»»
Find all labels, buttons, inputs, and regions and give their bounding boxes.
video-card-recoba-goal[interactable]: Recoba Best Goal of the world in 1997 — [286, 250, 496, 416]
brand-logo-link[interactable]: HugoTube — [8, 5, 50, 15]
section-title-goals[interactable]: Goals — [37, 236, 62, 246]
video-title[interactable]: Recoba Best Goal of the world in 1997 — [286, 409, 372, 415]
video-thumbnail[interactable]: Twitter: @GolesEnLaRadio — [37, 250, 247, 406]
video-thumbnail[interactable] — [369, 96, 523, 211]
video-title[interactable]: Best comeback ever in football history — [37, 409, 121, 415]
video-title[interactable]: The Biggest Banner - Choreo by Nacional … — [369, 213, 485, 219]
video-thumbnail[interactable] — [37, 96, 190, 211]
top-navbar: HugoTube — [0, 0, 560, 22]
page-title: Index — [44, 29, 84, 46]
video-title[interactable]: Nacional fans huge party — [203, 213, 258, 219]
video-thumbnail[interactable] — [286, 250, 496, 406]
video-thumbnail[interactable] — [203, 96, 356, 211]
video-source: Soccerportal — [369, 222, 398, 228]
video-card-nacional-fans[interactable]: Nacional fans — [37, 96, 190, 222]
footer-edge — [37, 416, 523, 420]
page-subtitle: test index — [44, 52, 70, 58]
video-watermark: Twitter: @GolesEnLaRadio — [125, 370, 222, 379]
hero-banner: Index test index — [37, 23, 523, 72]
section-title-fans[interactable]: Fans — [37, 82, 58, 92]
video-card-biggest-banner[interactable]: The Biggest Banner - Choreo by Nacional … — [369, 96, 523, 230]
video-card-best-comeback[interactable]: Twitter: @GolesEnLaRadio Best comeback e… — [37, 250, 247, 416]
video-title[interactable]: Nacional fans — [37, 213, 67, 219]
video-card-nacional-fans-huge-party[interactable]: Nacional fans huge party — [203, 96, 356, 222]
««
Find each row above that contains the string "Choreo", and copy those rows in full.

THE ANSWER:
video-title[interactable]: The Biggest Banner - Choreo by Nacional … — [369, 213, 485, 219]
video-card-biggest-banner[interactable]: The Biggest Banner - Choreo by Nacional … — [369, 96, 523, 230]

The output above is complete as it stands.